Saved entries

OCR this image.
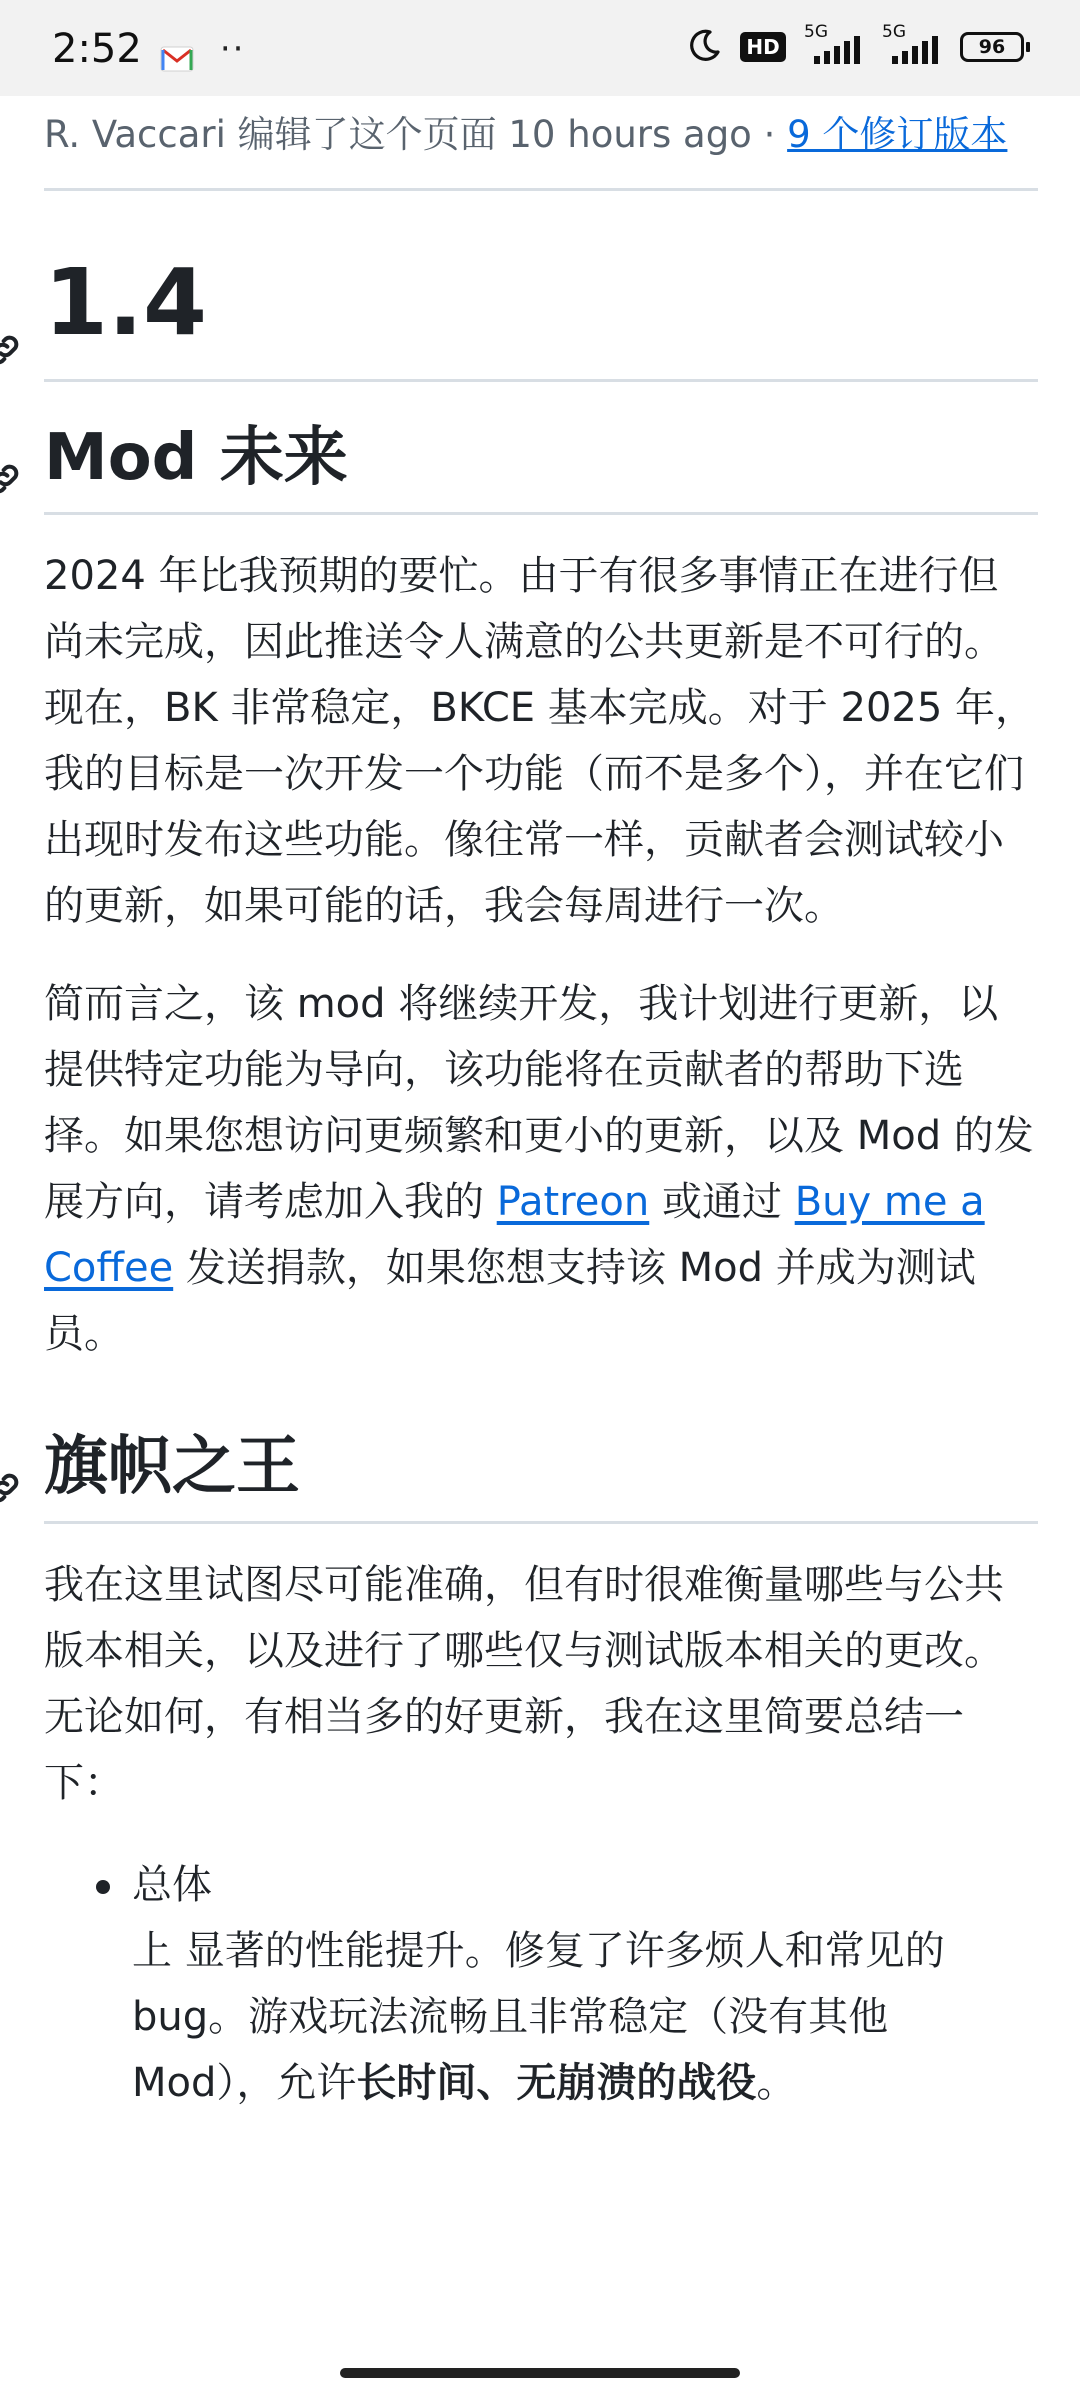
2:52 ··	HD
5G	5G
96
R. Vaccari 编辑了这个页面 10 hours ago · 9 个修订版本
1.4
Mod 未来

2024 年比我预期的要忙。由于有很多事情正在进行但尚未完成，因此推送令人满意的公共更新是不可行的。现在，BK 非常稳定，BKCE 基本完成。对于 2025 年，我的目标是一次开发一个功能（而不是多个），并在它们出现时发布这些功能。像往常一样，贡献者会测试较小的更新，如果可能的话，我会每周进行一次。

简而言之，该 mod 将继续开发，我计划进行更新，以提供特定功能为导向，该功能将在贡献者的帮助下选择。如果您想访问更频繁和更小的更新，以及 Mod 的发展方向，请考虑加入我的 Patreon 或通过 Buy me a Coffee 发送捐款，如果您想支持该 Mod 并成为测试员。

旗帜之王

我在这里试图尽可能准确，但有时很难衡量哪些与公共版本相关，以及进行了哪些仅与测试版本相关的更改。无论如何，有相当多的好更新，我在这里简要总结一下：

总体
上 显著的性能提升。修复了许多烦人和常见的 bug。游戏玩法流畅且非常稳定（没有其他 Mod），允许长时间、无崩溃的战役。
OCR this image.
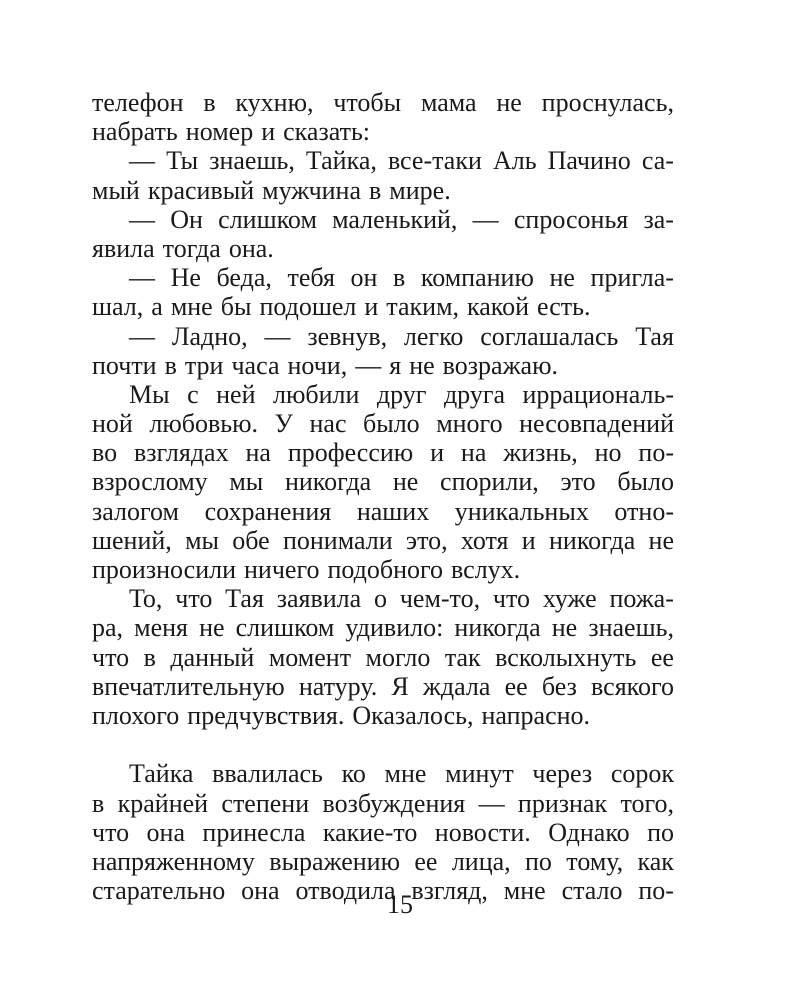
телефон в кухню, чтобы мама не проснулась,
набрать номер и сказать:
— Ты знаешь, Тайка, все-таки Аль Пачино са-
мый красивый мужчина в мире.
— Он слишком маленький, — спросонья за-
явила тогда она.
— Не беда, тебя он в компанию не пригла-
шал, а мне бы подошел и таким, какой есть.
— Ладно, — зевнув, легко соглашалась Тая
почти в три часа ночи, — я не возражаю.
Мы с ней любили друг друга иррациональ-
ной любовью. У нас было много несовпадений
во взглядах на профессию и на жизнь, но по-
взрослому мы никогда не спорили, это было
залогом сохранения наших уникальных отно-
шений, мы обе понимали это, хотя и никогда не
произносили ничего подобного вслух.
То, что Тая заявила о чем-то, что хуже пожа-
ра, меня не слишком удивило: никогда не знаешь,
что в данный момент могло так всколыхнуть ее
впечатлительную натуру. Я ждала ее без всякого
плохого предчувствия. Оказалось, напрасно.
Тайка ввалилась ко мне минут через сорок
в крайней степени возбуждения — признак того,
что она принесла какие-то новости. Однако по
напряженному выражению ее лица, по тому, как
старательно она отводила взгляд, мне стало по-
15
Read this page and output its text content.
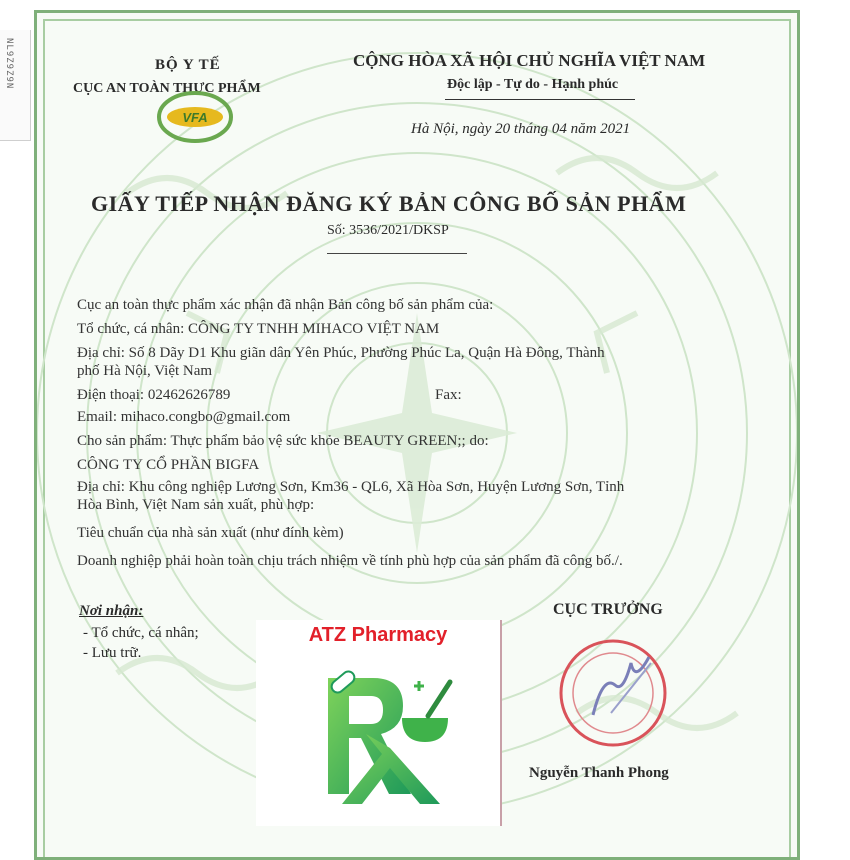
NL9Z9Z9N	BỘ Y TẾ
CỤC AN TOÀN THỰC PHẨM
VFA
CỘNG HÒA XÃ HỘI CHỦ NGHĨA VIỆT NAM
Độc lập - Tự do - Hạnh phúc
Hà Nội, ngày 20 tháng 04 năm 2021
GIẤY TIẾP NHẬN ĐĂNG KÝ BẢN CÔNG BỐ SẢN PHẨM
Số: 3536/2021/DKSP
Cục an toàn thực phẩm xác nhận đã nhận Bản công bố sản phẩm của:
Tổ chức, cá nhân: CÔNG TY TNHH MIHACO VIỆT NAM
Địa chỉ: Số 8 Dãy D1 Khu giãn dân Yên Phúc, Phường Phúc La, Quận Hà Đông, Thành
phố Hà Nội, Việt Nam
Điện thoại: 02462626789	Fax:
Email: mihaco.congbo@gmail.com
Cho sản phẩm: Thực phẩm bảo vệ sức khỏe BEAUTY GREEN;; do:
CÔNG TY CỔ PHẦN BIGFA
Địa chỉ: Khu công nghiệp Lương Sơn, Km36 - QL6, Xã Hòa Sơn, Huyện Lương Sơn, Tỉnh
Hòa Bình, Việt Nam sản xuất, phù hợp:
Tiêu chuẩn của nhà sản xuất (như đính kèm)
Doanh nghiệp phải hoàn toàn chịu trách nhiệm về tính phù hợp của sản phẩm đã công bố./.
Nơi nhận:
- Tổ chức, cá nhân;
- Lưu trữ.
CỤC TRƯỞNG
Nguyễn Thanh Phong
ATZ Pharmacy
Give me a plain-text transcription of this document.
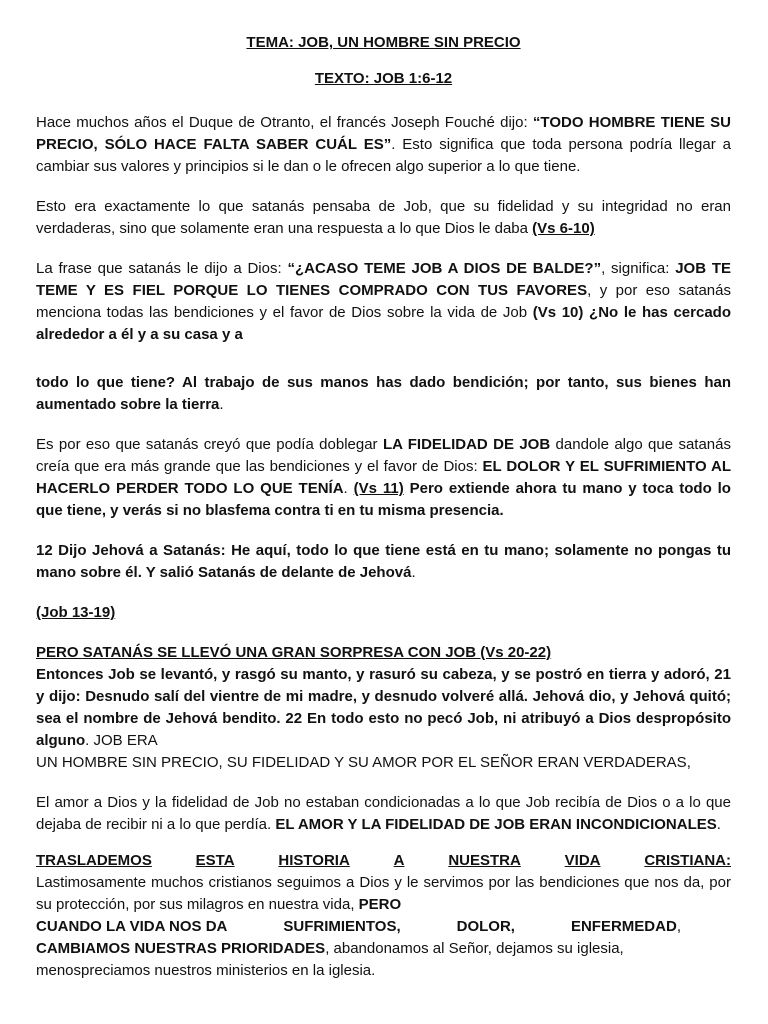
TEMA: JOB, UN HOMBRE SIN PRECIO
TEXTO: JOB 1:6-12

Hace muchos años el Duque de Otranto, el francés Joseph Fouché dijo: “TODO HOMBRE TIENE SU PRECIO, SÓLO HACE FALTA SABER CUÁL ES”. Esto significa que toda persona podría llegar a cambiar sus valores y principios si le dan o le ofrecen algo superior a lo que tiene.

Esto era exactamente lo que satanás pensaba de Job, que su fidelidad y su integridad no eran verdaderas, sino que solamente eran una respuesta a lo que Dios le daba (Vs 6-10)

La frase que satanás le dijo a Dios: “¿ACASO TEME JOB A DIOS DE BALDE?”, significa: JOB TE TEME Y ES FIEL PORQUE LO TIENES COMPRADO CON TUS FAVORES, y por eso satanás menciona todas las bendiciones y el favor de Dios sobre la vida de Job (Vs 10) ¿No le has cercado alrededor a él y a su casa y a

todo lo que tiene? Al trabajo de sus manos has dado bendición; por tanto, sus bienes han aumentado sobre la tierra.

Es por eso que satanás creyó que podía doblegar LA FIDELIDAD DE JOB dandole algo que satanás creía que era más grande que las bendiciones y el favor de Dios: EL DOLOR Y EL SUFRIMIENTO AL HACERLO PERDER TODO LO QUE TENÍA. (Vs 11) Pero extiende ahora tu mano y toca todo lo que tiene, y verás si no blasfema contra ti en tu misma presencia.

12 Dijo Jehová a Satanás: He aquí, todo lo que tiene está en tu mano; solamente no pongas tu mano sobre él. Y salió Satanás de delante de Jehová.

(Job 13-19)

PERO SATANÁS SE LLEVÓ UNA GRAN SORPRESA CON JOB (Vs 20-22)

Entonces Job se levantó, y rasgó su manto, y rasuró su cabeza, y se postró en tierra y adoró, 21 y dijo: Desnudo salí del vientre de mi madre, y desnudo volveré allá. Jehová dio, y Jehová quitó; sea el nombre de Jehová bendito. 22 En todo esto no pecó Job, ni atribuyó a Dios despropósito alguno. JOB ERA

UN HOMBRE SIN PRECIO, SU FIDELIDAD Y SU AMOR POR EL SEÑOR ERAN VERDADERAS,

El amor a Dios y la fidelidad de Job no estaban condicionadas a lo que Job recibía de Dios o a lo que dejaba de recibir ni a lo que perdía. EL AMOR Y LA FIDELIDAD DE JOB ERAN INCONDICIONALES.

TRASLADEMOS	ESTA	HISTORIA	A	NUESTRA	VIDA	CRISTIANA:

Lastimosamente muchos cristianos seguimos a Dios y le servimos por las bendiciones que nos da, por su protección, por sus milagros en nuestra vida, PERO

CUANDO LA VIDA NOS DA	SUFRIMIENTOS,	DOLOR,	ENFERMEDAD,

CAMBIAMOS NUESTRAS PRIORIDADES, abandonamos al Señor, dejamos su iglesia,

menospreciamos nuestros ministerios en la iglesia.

**Your instructions**
Check all the records above and select each line where the string "bendiciones" is found.

**Response for this exercise**
La frase que satanás le dijo a Dios: “¿ACASO TEME JOB A DIOS DE BALDE?”, significa: JOB TE TEME Y ES FIEL PORQUE LO TIENES COMPRADO CON TUS FAVORES, y por eso satanás menciona todas las bendiciones y el favor de Dios sobre la vida de Job (Vs 10) ¿No le has cercado alrededor a él y a su casa y a
Es por eso que satanás creyó que podía doblegar LA FIDELIDAD DE JOB dandole algo que satanás creía que era más grande que las bendiciones y el favor de Dios: EL DOLOR Y EL SUFRIMIENTO AL HACERLO PERDER TODO LO QUE TENÍA. (Vs 11) Pero extiende ahora tu mano y toca todo lo que tiene, y verás si no blasfema contra ti en tu misma presencia.
Lastimosamente muchos cristianos seguimos a Dios y le servimos por las bendiciones que nos da, por su protección, por sus milagros en nuestra vida, PERO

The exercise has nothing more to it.